● Exercise: Lines containing the word "text" are to be located and copied.

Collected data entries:
## Start
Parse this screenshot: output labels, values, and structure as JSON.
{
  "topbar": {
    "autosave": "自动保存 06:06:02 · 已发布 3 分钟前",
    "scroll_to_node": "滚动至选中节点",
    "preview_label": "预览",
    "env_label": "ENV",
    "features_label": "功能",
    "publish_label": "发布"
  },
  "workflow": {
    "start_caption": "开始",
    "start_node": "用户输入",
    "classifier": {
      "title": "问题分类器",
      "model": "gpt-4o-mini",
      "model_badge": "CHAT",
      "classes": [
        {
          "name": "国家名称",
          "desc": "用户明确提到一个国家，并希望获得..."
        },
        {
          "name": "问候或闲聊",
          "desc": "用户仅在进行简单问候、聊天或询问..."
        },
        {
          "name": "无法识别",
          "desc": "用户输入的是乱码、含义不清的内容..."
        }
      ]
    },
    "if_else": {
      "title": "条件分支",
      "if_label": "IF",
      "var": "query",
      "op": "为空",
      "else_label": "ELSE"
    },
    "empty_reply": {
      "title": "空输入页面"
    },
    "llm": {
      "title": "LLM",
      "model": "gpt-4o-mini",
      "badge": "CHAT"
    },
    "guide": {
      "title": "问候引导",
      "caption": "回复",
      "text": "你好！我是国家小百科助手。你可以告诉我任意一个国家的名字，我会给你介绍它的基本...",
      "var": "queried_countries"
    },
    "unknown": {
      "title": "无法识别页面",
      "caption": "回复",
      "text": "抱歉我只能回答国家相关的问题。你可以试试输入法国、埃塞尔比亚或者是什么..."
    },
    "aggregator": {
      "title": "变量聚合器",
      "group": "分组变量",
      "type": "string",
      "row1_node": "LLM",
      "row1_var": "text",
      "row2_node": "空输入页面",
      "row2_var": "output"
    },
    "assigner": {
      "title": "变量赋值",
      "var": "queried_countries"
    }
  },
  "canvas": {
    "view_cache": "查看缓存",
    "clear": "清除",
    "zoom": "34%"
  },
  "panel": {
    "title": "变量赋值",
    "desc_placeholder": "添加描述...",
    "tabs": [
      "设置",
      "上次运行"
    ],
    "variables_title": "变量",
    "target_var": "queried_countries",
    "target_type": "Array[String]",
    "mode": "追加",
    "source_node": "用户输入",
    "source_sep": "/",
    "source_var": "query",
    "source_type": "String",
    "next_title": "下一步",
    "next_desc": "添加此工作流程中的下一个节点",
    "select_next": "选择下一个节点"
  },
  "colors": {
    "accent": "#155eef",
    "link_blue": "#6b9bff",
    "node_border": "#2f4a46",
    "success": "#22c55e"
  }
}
## End
● Task answer:
      "text": "你好！我是国家小百科助手。你可以告诉我任意一个国家的名字，我会给你介绍它的基本...",
      "text": "抱歉我只能回答国家相关的问题。你可以试试输入法国、埃塞尔比亚或者是什么..."
      "row1_var": "text",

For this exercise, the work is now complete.